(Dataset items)
----------------------------------------

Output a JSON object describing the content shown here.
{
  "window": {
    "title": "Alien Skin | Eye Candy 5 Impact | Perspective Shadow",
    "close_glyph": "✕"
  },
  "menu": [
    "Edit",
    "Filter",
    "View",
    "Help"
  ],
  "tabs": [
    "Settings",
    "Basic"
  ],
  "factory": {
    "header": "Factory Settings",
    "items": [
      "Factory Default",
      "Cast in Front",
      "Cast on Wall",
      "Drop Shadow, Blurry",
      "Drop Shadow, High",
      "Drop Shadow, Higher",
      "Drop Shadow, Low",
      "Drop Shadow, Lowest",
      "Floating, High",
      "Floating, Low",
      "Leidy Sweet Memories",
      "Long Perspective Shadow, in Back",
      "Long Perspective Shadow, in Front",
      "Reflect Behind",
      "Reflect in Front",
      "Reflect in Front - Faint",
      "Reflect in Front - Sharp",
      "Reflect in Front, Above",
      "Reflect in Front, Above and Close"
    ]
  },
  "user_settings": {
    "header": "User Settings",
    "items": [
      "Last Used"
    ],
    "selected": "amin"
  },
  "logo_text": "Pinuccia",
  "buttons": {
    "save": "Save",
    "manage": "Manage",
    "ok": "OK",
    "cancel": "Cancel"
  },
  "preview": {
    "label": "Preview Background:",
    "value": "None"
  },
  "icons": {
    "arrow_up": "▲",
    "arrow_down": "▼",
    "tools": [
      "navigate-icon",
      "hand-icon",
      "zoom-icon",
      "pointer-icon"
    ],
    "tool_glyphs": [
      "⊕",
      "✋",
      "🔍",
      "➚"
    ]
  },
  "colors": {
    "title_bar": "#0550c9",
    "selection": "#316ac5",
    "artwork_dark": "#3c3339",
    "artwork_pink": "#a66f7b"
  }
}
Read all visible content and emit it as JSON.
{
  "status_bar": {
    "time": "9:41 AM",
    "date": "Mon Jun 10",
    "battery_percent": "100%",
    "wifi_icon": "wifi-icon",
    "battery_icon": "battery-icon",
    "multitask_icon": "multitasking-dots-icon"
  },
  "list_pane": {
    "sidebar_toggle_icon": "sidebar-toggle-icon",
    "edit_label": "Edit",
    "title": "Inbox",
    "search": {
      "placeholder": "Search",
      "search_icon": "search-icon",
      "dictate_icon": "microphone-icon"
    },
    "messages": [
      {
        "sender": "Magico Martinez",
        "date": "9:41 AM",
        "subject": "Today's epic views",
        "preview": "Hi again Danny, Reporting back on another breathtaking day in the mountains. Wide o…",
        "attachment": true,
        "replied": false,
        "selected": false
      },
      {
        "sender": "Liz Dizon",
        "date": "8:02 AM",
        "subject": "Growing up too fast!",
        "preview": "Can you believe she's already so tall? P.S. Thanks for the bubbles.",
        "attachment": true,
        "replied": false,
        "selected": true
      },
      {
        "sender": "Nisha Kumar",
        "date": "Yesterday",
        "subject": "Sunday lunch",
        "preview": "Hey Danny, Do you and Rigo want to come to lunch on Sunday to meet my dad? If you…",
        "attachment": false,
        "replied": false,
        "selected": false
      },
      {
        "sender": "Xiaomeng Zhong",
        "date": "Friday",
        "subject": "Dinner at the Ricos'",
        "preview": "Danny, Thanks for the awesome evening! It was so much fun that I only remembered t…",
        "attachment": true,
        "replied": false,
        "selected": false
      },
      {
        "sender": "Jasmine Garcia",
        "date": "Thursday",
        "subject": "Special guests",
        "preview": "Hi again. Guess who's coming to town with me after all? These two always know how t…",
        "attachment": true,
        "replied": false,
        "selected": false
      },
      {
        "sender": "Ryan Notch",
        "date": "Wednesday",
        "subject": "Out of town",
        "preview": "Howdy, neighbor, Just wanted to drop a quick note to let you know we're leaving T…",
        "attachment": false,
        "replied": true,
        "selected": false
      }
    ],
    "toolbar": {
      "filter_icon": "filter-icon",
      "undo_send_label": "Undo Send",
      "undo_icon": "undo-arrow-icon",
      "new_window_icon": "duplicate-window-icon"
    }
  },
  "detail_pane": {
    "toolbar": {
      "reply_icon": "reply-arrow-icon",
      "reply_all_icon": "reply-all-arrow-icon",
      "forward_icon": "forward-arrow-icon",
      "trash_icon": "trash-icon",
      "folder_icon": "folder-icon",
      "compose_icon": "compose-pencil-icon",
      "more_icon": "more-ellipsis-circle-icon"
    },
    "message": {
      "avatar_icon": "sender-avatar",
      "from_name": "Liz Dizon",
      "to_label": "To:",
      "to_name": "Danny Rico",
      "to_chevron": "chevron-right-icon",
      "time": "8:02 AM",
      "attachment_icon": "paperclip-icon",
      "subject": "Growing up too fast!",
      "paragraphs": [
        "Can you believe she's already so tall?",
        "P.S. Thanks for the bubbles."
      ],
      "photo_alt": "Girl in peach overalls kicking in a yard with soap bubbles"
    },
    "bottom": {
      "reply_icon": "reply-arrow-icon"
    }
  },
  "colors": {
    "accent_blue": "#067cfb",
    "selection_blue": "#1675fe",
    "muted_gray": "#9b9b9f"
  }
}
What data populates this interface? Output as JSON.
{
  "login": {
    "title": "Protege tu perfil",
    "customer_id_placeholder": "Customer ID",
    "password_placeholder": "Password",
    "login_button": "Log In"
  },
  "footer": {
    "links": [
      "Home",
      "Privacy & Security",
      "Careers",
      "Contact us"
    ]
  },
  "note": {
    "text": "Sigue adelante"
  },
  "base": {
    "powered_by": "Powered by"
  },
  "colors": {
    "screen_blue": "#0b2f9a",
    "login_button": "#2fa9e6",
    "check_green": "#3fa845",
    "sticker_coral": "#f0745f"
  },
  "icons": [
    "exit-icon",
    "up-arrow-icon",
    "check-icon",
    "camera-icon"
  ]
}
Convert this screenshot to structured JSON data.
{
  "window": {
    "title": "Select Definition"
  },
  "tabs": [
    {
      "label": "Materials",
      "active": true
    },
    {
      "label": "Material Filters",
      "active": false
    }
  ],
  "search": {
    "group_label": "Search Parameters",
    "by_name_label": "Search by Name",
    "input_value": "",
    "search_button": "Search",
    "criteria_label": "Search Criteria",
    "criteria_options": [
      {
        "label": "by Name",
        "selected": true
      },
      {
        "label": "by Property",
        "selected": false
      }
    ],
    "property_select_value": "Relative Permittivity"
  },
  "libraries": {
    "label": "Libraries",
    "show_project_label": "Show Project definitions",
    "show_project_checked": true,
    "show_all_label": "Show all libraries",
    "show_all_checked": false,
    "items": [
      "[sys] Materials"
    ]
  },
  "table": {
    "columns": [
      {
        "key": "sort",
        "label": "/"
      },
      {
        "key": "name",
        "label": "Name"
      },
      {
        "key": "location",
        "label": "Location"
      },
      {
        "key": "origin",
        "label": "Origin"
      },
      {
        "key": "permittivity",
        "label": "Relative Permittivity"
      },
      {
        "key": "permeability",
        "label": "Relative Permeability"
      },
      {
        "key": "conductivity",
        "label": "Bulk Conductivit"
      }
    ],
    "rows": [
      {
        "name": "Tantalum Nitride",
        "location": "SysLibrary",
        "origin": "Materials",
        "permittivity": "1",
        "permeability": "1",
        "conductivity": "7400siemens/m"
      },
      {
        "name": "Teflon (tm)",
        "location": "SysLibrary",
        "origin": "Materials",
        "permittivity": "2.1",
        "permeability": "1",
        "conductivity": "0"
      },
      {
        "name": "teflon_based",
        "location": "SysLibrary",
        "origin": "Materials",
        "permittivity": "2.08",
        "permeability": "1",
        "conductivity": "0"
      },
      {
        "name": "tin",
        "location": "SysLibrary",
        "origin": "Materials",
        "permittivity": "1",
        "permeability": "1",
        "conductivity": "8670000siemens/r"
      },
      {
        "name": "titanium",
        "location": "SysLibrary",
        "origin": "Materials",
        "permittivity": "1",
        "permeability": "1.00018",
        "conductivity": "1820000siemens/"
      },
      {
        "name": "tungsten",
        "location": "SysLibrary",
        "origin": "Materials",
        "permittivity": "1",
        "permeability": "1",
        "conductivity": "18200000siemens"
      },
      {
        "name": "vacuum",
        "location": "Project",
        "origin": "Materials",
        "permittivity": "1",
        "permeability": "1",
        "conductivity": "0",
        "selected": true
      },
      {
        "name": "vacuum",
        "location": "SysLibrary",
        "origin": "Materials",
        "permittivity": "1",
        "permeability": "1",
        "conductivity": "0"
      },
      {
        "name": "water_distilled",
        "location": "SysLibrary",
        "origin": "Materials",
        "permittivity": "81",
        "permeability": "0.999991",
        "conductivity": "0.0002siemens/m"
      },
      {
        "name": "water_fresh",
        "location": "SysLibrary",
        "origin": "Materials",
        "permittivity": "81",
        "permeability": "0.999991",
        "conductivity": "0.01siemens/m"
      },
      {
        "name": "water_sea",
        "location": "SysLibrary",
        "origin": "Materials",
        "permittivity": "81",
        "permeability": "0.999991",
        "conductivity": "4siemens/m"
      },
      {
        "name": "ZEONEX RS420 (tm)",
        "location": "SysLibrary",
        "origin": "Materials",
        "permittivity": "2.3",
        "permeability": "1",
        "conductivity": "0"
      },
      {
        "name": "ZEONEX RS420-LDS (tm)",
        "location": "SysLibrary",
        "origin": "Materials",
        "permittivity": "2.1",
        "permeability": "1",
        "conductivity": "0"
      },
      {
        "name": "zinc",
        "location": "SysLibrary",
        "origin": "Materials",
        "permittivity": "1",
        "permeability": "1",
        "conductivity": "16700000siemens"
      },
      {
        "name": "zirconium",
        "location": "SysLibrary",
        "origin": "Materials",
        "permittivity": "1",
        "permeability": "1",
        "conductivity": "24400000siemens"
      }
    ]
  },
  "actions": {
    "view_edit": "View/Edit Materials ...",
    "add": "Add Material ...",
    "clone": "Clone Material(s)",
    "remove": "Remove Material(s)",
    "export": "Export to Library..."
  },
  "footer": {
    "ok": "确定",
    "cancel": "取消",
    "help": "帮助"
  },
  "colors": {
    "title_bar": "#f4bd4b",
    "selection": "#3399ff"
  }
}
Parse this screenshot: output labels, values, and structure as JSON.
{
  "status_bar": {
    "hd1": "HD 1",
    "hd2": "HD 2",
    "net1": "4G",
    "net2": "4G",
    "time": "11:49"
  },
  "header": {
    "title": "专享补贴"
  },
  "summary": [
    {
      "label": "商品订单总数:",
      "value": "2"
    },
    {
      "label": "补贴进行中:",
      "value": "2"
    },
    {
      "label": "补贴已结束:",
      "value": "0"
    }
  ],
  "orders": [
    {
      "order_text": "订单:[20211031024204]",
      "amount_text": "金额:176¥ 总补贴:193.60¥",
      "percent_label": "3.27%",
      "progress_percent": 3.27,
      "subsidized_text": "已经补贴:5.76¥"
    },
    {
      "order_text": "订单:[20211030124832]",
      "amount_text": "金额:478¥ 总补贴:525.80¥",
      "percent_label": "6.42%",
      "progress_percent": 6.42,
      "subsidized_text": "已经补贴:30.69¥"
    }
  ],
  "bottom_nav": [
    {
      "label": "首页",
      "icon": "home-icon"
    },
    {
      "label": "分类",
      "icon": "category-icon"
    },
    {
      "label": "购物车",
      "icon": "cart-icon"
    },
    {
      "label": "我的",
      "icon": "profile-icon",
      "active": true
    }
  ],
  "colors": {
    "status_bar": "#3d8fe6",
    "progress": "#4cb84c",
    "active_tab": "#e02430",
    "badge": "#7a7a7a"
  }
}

----------------------------------------

EXERCISE DETAILS -> Counting only lines of the data above that hold "Thanks", report the total and nothing else.

CORRECT ANSWER -> 3